TASK GOAL:
Return each line containing the string "screenshot".

DATA RECORDS:
§ §

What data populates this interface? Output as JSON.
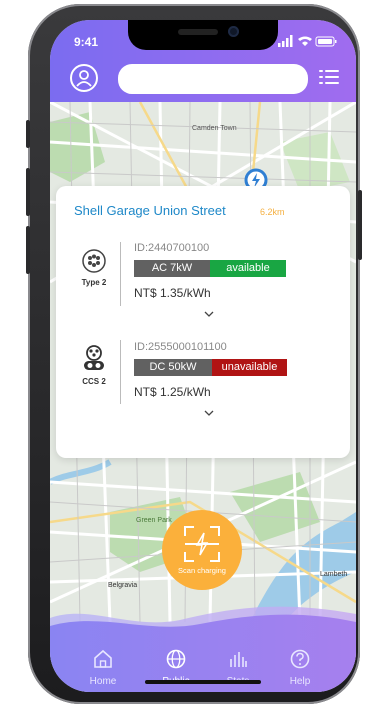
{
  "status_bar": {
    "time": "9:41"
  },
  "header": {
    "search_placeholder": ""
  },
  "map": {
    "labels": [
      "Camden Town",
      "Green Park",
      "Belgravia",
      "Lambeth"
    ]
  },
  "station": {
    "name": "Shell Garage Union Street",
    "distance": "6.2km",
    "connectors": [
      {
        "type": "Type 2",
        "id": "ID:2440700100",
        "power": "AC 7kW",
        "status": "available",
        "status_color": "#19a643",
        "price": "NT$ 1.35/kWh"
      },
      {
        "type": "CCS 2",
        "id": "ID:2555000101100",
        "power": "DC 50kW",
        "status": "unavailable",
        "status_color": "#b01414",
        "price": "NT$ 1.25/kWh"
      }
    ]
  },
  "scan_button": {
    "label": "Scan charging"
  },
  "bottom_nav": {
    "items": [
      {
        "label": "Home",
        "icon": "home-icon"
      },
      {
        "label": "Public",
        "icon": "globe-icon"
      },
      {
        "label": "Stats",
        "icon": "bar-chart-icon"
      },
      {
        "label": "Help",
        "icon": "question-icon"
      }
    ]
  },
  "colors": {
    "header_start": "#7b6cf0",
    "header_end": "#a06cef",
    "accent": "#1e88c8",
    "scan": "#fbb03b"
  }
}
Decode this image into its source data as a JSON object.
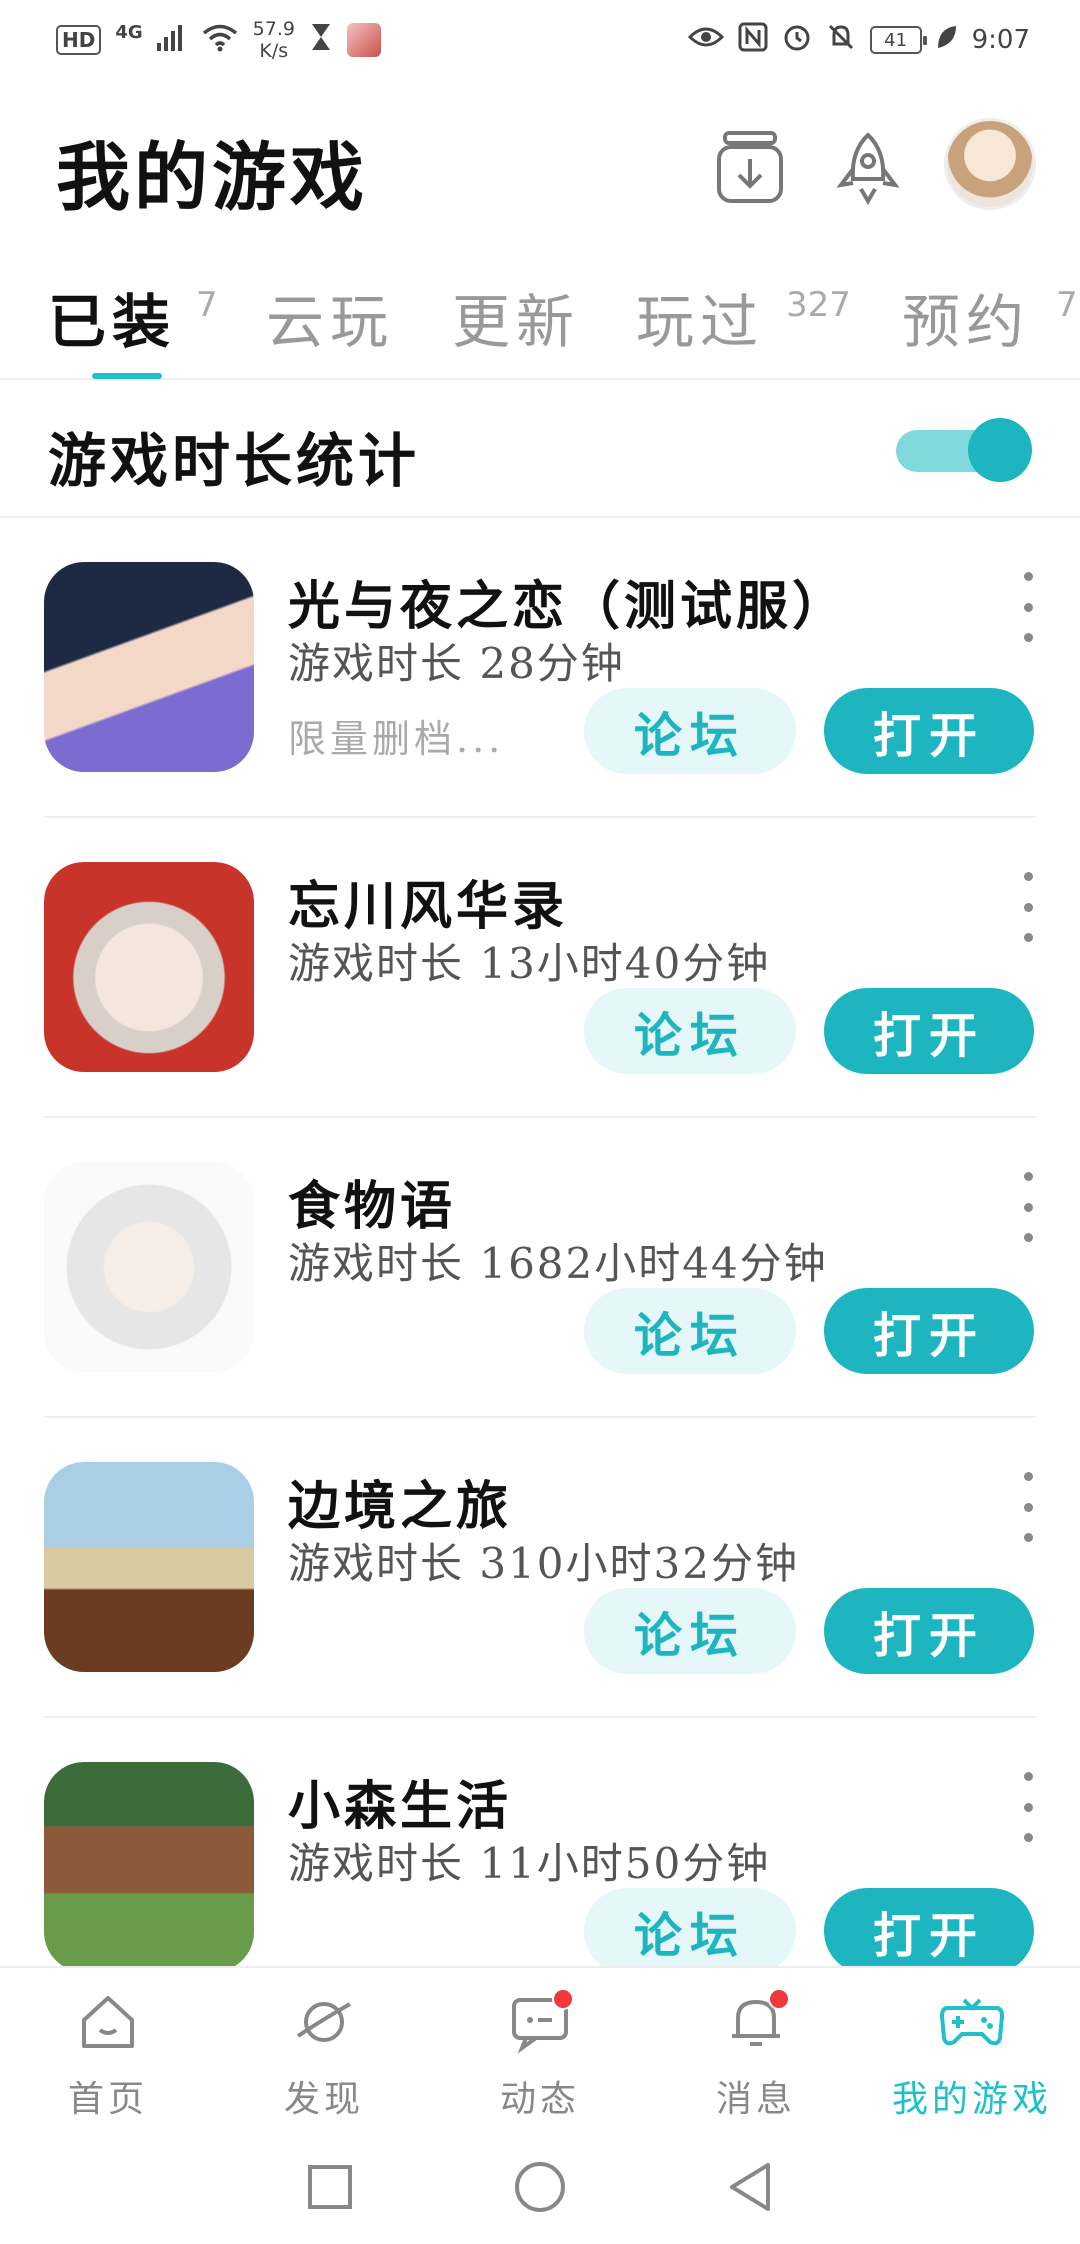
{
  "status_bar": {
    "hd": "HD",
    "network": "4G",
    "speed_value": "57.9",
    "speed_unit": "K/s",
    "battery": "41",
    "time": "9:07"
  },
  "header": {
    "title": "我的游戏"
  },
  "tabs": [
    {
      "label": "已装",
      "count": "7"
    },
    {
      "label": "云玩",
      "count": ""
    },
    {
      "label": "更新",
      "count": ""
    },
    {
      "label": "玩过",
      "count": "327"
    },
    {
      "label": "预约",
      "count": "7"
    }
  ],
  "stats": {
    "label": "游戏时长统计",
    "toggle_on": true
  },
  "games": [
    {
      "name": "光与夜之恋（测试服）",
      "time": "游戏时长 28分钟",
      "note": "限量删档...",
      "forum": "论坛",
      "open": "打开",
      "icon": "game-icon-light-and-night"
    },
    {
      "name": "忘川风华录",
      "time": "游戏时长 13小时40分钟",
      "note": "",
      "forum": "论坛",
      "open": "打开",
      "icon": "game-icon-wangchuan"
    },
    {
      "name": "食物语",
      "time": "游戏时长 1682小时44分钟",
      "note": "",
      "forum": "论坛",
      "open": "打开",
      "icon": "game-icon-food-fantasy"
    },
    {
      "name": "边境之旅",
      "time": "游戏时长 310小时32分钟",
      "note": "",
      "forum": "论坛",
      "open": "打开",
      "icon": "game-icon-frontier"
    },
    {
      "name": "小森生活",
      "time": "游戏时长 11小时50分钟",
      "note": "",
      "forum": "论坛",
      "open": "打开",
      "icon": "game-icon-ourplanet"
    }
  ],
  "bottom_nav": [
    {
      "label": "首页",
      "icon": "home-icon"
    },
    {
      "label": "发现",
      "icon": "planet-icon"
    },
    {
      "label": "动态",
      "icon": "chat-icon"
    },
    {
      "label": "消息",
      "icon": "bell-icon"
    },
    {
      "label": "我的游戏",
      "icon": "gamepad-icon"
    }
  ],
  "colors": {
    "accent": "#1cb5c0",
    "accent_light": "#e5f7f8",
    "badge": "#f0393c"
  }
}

§ §

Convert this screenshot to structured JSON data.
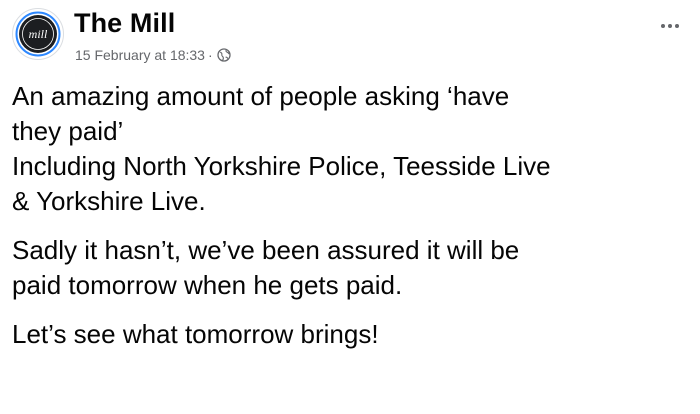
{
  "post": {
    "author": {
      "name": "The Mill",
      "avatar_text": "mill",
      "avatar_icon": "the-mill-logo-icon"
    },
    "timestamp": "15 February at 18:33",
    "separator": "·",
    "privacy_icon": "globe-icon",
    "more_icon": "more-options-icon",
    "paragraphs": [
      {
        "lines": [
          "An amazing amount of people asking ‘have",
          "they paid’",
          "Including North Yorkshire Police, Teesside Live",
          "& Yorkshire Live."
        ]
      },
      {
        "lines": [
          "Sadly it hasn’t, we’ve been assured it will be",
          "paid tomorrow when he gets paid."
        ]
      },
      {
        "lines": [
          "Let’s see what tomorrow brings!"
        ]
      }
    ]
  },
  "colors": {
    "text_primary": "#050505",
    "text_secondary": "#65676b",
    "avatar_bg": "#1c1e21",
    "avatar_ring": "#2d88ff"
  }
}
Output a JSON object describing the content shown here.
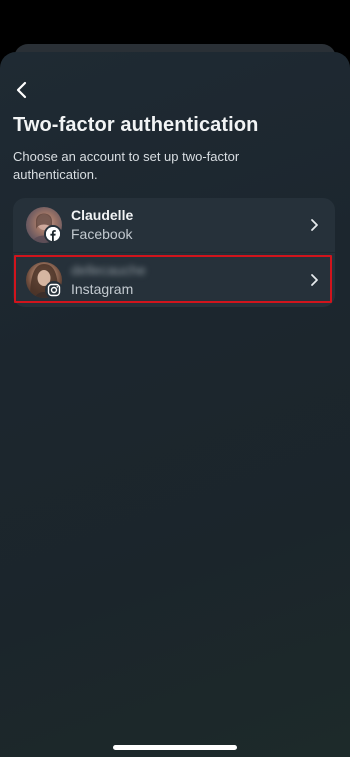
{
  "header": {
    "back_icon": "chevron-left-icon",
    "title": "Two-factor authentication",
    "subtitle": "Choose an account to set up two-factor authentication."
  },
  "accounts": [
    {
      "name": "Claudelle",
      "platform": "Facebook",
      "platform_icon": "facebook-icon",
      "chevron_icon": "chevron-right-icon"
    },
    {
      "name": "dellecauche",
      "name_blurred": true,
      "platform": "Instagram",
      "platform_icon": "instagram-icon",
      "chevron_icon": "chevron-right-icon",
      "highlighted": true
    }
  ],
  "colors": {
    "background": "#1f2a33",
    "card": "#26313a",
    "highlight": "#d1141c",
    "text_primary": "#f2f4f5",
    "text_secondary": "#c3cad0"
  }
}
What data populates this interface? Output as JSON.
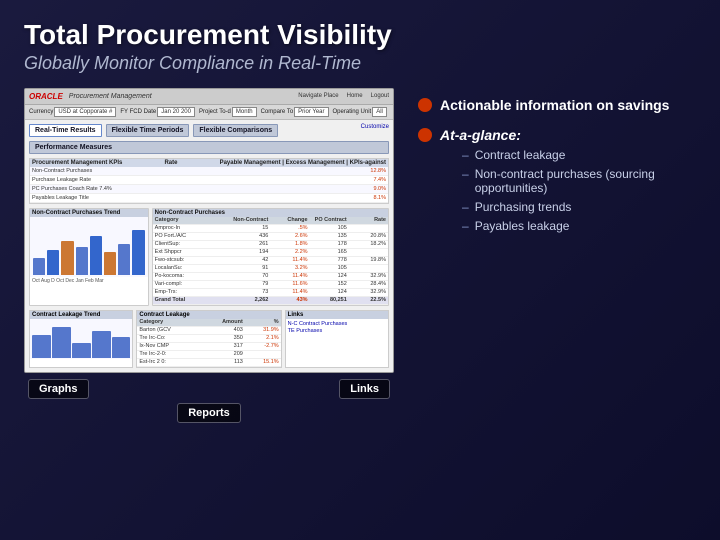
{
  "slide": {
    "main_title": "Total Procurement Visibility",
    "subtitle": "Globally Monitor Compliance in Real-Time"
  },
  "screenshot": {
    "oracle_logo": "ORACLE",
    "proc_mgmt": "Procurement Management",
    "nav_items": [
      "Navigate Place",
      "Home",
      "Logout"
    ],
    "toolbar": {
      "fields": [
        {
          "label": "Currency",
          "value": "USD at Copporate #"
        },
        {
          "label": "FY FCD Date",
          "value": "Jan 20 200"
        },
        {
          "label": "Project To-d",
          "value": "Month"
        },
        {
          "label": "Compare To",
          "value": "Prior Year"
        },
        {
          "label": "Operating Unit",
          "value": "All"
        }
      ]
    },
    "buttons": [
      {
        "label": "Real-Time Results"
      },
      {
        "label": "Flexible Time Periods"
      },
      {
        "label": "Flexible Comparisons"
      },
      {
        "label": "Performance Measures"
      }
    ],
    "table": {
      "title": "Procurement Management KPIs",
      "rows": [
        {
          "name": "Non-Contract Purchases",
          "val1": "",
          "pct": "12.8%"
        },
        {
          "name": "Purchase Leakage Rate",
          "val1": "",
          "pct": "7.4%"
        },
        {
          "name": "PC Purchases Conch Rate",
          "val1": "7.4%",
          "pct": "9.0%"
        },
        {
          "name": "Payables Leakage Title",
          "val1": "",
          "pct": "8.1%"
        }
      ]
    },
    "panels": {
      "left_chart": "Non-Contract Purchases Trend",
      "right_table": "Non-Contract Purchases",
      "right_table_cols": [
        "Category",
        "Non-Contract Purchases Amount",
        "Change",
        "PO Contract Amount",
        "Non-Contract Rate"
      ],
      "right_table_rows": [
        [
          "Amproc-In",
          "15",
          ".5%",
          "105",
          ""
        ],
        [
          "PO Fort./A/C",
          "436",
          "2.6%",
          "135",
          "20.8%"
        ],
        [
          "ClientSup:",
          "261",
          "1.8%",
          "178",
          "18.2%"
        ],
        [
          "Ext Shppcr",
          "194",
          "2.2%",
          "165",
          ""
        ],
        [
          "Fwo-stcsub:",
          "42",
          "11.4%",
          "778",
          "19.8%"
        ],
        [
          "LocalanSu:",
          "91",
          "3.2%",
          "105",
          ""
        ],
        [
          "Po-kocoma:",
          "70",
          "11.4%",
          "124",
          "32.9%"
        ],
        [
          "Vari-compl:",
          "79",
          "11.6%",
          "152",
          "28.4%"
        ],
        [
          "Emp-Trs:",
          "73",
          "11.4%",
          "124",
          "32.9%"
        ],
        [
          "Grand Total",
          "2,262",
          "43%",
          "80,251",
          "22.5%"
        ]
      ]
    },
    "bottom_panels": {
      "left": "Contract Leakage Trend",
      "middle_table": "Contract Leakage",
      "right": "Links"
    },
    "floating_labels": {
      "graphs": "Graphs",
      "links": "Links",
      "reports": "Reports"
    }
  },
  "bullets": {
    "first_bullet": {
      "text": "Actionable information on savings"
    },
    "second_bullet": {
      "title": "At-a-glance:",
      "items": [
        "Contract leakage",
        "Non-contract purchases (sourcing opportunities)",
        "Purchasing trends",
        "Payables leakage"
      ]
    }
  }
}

§ §

WORKED SOLUTION:
Convert this screenshot to structured JSON data.
  "screenshot": {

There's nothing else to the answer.